> _GIVEN INSTRUCTION_: Reproduce each line of the entries below verbatim, from the first line to the last.

──────────────────────────────

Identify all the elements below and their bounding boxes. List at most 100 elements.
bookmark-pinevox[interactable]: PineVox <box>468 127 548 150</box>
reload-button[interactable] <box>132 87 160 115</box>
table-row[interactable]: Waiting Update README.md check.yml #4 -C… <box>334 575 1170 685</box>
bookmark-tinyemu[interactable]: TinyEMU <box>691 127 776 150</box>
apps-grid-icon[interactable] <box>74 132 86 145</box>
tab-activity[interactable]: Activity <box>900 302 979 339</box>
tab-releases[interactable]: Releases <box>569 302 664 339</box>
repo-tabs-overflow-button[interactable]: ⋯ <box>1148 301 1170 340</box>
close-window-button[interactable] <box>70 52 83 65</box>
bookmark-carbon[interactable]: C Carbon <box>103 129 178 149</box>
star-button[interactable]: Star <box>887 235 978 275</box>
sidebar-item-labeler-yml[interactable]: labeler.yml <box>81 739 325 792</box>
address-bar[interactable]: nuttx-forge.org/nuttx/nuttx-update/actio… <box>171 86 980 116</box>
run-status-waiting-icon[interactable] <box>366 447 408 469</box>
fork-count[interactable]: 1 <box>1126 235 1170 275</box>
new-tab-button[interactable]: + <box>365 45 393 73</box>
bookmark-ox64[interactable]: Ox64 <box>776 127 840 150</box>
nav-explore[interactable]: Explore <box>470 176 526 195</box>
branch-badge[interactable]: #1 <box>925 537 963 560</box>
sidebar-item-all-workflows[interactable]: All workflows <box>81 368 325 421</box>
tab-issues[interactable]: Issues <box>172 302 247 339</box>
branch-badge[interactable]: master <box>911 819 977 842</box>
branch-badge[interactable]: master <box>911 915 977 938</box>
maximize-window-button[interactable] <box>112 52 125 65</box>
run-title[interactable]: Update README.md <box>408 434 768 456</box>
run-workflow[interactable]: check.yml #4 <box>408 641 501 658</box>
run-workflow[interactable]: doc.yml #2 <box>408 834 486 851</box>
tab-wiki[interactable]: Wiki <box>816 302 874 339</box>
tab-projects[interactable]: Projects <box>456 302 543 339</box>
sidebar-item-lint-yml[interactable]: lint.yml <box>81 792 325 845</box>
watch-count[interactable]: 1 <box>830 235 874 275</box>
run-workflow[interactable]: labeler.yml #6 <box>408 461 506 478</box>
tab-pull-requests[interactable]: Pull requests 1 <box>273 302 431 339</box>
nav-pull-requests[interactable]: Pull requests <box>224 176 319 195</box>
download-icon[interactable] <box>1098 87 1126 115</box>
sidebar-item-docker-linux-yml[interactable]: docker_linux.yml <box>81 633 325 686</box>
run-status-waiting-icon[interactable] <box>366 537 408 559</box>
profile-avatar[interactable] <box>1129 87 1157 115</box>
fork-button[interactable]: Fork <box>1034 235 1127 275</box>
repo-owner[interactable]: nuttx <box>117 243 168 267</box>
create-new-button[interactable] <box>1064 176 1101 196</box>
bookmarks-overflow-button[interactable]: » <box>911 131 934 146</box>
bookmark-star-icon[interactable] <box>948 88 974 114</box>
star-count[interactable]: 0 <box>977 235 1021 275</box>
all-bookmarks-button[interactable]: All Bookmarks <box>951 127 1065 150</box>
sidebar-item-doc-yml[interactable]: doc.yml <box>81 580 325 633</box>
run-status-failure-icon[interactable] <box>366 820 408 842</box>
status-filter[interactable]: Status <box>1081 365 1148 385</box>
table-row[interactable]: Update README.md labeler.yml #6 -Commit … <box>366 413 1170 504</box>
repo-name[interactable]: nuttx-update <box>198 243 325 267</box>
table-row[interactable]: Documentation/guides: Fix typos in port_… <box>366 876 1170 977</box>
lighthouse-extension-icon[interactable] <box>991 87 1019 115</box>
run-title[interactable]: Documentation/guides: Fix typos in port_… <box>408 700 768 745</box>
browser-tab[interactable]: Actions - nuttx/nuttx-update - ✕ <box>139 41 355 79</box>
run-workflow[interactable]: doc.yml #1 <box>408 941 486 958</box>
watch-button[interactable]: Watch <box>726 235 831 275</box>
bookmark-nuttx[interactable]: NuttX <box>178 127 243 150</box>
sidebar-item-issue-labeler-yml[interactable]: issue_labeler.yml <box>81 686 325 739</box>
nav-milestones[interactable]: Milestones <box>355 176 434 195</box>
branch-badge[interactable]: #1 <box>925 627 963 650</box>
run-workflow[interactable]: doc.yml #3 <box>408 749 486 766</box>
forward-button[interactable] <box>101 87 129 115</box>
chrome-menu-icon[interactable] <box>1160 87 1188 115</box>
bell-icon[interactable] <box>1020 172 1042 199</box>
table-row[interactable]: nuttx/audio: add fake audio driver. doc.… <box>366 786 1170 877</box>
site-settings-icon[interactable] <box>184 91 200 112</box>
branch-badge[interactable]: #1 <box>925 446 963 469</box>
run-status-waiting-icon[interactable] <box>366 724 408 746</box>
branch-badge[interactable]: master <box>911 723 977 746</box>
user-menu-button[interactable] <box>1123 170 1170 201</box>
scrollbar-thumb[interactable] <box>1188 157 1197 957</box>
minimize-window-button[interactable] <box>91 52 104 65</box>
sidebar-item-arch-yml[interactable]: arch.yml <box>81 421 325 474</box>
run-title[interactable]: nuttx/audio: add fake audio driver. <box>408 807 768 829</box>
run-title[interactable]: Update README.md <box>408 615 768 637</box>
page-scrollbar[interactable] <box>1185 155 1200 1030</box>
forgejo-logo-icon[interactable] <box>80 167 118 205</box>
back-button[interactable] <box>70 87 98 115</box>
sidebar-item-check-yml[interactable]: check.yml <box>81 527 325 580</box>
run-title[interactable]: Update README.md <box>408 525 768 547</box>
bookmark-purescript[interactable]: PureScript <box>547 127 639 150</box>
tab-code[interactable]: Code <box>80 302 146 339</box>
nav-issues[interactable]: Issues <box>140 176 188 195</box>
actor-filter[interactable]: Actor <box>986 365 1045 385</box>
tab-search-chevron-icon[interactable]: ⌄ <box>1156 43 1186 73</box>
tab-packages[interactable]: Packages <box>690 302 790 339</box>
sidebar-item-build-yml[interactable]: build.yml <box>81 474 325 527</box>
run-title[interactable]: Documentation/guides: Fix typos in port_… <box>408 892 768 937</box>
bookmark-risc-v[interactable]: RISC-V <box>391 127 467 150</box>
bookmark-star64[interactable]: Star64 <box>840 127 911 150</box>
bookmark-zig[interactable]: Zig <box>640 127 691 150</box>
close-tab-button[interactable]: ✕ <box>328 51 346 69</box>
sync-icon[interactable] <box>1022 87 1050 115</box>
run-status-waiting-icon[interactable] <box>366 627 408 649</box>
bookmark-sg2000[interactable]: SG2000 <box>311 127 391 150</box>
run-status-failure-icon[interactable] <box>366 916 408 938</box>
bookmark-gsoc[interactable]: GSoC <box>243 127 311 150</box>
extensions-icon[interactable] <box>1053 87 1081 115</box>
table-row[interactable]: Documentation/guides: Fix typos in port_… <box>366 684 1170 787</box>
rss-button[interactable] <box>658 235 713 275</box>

──────────────────────────────

> _RESPONSE TO THE TASK_:
Identify all the elements below and their bounding boxes. List at most 100 elements.
bookmark-pinevox[interactable]: PineVox <box>468 127 548 150</box>
reload-button[interactable] <box>132 87 160 115</box>
table-row[interactable]: Waiting Update README.md check.yml #4 -C… <box>334 575 1170 685</box>
bookmark-tinyemu[interactable]: TinyEMU <box>691 127 776 150</box>
apps-grid-icon[interactable] <box>74 132 86 145</box>
tab-activity[interactable]: Activity <box>900 302 979 339</box>
tab-releases[interactable]: Releases <box>569 302 664 339</box>
repo-tabs-overflow-button[interactable]: ⋯ <box>1148 301 1170 340</box>
close-window-button[interactable] <box>70 52 83 65</box>
bookmark-carbon[interactable]: C Carbon <box>103 129 178 149</box>
star-button[interactable]: Star <box>887 235 978 275</box>
sidebar-item-labeler-yml[interactable]: labeler.yml <box>81 739 325 792</box>
address-bar[interactable]: nuttx-forge.org/nuttx/nuttx-update/actio… <box>171 86 980 116</box>
run-status-waiting-icon[interactable] <box>366 447 408 469</box>
fork-count[interactable]: 1 <box>1126 235 1170 275</box>
new-tab-button[interactable]: + <box>365 45 393 73</box>
bookmark-ox64[interactable]: Ox64 <box>776 127 840 150</box>
nav-explore[interactable]: Explore <box>470 176 526 195</box>
branch-badge[interactable]: #1 <box>925 537 963 560</box>
sidebar-item-all-workflows[interactable]: All workflows <box>81 368 325 421</box>
tab-issues[interactable]: Issues <box>172 302 247 339</box>
branch-badge[interactable]: master <box>911 819 977 842</box>
branch-badge[interactable]: master <box>911 915 977 938</box>
maximize-window-button[interactable] <box>112 52 125 65</box>
run-title[interactable]: Update README.md <box>408 434 768 456</box>
run-workflow[interactable]: check.yml #4 <box>408 641 501 658</box>
run-workflow[interactable]: doc.yml #2 <box>408 834 486 851</box>
tab-wiki[interactable]: Wiki <box>816 302 874 339</box>
tab-projects[interactable]: Projects <box>456 302 543 339</box>
sidebar-item-lint-yml[interactable]: lint.yml <box>81 792 325 845</box>
watch-count[interactable]: 1 <box>830 235 874 275</box>
run-workflow[interactable]: labeler.yml #6 <box>408 461 506 478</box>
tab-pull-requests[interactable]: Pull requests 1 <box>273 302 431 339</box>
nav-pull-requests[interactable]: Pull requests <box>224 176 319 195</box>
download-icon[interactable] <box>1098 87 1126 115</box>
sidebar-item-docker-linux-yml[interactable]: docker_linux.yml <box>81 633 325 686</box>
run-status-waiting-icon[interactable] <box>366 537 408 559</box>
profile-avatar[interactable] <box>1129 87 1157 115</box>
fork-button[interactable]: Fork <box>1034 235 1127 275</box>
repo-owner[interactable]: nuttx <box>117 243 168 267</box>
create-new-button[interactable] <box>1064 176 1101 196</box>
bookmarks-overflow-button[interactable]: » <box>911 131 934 146</box>
bookmark-star-icon[interactable] <box>948 88 974 114</box>
star-count[interactable]: 0 <box>977 235 1021 275</box>
all-bookmarks-button[interactable]: All Bookmarks <box>951 127 1065 150</box>
sidebar-item-doc-yml[interactable]: doc.yml <box>81 580 325 633</box>
run-status-failure-icon[interactable] <box>366 820 408 842</box>
status-filter[interactable]: Status <box>1081 365 1148 385</box>
table-row[interactable]: Update README.md labeler.yml #6 -Commit … <box>366 413 1170 504</box>
repo-name[interactable]: nuttx-update <box>198 243 325 267</box>
table-row[interactable]: Documentation/guides: Fix typos in port_… <box>366 876 1170 977</box>
lighthouse-extension-icon[interactable] <box>991 87 1019 115</box>
run-title[interactable]: Documentation/guides: Fix typos in port_… <box>408 700 768 745</box>
browser-tab[interactable]: Actions - nuttx/nuttx-update - ✕ <box>139 41 355 79</box>
run-workflow[interactable]: doc.yml #1 <box>408 941 486 958</box>
watch-button[interactable]: Watch <box>726 235 831 275</box>
bookmark-nuttx[interactable]: NuttX <box>178 127 243 150</box>
sidebar-item-issue-labeler-yml[interactable]: issue_labeler.yml <box>81 686 325 739</box>
nav-milestones[interactable]: Milestones <box>355 176 434 195</box>
branch-badge[interactable]: #1 <box>925 627 963 650</box>
run-workflow[interactable]: doc.yml #3 <box>408 749 486 766</box>
forward-button[interactable] <box>101 87 129 115</box>
chrome-menu-icon[interactable] <box>1160 87 1188 115</box>
bell-icon[interactable] <box>1020 172 1042 199</box>
table-row[interactable]: nuttx/audio: add fake audio driver. doc.… <box>366 786 1170 877</box>
site-settings-icon[interactable] <box>184 91 200 112</box>
branch-badge[interactable]: #1 <box>925 446 963 469</box>
run-status-waiting-icon[interactable] <box>366 724 408 746</box>
branch-badge[interactable]: master <box>911 723 977 746</box>
user-menu-button[interactable] <box>1123 170 1170 201</box>
scrollbar-thumb[interactable] <box>1188 157 1197 957</box>
minimize-window-button[interactable] <box>91 52 104 65</box>
sidebar-item-arch-yml[interactable]: arch.yml <box>81 421 325 474</box>
run-title[interactable]: nuttx/audio: add fake audio driver. <box>408 807 768 829</box>
run-title[interactable]: Update README.md <box>408 615 768 637</box>
page-scrollbar[interactable] <box>1185 155 1200 1030</box>
forgejo-logo-icon[interactable] <box>80 167 118 205</box>
back-button[interactable] <box>70 87 98 115</box>
sidebar-item-check-yml[interactable]: check.yml <box>81 527 325 580</box>
run-title[interactable]: Update README.md <box>408 525 768 547</box>
bookmark-purescript[interactable]: PureScript <box>547 127 639 150</box>
tab-code[interactable]: Code <box>80 302 146 339</box>
nav-issues[interactable]: Issues <box>140 176 188 195</box>
actor-filter[interactable]: Actor <box>986 365 1045 385</box>
tab-search-chevron-icon[interactable]: ⌄ <box>1156 43 1186 73</box>
tab-packages[interactable]: Packages <box>690 302 790 339</box>
sidebar-item-build-yml[interactable]: build.yml <box>81 474 325 527</box>
run-title[interactable]: Documentation/guides: Fix typos in port_… <box>408 892 768 937</box>
bookmark-risc-v[interactable]: RISC-V <box>391 127 467 150</box>
bookmark-star64[interactable]: Star64 <box>840 127 911 150</box>
bookmark-zig[interactable]: Zig <box>640 127 691 150</box>
close-tab-button[interactable]: ✕ <box>328 51 346 69</box>
sync-icon[interactable] <box>1022 87 1050 115</box>
run-status-waiting-icon[interactable] <box>366 627 408 649</box>
bookmark-sg2000[interactable]: SG2000 <box>311 127 391 150</box>
run-status-failure-icon[interactable] <box>366 916 408 938</box>
bookmark-gsoc[interactable]: GSoC <box>243 127 311 150</box>
extensions-icon[interactable] <box>1053 87 1081 115</box>
table-row[interactable]: Documentation/guides: Fix typos in port_… <box>366 684 1170 787</box>
rss-button[interactable] <box>658 235 713 275</box>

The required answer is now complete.